Records follow. Select each line holding "речи".

** START OF Extracted data **

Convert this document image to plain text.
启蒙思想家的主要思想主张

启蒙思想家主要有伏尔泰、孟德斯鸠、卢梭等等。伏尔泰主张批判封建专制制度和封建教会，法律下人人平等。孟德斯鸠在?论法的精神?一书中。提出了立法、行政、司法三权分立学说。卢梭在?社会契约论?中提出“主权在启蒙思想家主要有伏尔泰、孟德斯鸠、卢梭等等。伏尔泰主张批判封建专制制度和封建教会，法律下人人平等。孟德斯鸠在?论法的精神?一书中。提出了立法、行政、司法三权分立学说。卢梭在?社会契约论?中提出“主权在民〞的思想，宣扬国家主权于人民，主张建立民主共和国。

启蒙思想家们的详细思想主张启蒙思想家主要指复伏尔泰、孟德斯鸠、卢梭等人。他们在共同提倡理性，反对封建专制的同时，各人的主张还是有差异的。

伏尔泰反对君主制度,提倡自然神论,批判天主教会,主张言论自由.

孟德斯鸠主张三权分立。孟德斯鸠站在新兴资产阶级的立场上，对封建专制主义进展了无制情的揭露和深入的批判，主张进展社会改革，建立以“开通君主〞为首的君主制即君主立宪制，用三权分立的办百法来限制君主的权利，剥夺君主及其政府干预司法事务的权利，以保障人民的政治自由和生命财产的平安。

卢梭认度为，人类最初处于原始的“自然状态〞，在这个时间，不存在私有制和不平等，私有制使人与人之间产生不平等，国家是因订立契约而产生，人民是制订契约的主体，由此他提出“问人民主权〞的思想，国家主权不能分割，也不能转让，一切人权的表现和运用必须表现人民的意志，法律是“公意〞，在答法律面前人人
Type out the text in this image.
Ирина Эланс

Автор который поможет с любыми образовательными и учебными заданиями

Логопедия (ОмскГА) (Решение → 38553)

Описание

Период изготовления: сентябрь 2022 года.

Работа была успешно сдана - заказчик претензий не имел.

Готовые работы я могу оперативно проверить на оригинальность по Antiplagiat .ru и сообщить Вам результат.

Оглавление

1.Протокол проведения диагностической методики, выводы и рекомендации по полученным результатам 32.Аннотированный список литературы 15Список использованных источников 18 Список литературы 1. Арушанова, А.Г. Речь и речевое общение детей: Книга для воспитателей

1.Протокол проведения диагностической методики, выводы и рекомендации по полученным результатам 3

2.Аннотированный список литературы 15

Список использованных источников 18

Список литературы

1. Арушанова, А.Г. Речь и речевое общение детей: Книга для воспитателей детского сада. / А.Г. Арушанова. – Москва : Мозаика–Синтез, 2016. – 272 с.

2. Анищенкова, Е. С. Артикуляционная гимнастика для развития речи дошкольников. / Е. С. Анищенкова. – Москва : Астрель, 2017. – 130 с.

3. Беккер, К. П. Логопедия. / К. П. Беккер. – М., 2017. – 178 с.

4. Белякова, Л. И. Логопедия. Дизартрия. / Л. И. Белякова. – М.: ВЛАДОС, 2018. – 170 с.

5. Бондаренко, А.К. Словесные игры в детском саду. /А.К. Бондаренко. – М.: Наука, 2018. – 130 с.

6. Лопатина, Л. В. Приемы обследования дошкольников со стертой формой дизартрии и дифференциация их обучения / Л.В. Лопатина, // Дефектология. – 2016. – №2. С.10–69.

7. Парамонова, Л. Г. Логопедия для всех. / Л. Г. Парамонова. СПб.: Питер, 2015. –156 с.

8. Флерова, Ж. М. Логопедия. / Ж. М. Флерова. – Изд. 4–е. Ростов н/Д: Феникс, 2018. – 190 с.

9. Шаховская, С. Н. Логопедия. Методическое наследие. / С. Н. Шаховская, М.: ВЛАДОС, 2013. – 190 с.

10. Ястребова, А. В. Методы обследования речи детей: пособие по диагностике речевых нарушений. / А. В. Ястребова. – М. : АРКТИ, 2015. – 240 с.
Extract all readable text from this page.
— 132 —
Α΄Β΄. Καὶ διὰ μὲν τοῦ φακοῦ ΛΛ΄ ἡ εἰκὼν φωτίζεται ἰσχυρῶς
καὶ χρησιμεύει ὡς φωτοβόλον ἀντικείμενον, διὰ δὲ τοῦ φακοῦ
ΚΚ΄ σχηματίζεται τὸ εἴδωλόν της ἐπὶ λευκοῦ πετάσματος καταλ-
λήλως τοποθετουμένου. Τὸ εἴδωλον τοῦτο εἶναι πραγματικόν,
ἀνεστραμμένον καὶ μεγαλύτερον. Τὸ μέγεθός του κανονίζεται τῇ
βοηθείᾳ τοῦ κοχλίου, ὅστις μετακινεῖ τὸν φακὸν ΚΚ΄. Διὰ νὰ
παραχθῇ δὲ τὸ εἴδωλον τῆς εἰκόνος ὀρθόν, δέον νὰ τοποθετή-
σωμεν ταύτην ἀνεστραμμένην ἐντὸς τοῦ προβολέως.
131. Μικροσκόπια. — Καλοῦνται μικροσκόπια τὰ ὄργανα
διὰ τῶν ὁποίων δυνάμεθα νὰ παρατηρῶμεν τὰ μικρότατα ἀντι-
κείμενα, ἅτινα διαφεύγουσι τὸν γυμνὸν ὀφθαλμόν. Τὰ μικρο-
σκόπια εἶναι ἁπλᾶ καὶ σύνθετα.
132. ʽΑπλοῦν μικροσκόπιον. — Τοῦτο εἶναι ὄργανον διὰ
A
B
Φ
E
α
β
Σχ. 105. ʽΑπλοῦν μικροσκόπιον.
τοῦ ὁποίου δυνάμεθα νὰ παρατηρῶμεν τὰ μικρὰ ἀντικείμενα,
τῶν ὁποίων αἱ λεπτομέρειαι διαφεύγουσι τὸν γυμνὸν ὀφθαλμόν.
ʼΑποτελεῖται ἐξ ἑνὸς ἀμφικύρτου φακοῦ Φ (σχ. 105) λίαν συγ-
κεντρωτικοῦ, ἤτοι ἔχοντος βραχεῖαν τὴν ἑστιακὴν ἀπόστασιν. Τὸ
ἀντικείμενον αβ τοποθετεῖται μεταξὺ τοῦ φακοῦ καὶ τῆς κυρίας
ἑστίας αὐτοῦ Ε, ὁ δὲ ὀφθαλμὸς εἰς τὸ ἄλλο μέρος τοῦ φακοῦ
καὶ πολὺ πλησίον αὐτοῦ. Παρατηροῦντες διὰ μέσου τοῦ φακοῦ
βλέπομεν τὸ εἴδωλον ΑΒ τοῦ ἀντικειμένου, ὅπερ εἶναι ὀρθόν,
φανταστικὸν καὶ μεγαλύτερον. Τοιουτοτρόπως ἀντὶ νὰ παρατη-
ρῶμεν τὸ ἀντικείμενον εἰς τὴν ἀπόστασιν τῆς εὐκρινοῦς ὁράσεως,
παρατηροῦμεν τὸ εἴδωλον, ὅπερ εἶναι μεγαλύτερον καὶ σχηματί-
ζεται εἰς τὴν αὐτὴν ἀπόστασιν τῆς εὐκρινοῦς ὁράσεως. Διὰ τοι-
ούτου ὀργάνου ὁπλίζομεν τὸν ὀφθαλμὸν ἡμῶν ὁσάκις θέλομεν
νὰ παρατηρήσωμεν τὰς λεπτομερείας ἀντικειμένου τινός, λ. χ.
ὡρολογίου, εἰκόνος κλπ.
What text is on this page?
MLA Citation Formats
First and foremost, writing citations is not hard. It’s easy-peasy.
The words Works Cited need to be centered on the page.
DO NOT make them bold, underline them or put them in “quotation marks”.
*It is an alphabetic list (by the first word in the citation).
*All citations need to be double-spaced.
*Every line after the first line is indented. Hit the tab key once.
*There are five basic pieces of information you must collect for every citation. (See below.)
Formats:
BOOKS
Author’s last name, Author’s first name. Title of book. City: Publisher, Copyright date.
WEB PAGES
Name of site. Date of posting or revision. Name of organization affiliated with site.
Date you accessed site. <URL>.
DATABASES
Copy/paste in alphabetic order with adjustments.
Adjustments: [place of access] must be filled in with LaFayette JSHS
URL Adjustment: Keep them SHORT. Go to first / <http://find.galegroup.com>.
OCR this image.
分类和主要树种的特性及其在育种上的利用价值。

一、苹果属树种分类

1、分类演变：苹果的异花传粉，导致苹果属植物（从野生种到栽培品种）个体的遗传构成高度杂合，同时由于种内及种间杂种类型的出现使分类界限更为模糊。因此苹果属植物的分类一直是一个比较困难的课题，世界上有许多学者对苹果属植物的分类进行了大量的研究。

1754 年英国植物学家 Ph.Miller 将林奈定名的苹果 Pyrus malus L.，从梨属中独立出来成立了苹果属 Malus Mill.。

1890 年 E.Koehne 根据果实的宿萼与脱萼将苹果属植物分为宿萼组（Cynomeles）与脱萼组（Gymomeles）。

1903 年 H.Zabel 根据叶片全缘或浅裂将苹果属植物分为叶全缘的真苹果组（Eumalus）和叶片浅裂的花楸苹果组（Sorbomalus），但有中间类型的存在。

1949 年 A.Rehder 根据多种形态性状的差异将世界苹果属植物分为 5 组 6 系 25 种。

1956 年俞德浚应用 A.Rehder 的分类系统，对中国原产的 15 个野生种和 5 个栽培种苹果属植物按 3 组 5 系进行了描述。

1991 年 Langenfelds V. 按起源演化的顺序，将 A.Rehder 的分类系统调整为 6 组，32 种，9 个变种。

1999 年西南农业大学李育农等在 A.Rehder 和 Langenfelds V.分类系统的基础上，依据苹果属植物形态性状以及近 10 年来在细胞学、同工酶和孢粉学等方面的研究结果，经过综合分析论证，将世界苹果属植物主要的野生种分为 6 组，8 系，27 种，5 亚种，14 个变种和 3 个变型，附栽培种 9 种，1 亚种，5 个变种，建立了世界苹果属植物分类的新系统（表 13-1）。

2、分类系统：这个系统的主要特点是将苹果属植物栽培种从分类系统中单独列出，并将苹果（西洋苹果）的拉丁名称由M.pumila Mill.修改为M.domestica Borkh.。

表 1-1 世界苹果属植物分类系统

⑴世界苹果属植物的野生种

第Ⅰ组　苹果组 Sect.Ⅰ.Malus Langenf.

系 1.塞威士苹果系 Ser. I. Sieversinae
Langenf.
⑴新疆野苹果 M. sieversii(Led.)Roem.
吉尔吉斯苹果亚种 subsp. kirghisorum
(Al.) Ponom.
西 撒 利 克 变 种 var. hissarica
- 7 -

** END OF Extracted data **

_Correct result_
2. Анищенкова, Е. С. Артикуляционная гимнастика для развития речи дошкольников. / Е. С. Анищенкова. – Москва : Астрель, 2017. – 130 с.
10. Ястребова, А. В. Методы обследования речи детей: пособие по диагностике речевых нарушений. / А. В. Ястребова. – М. : АРКТИ, 2015. – 240 с.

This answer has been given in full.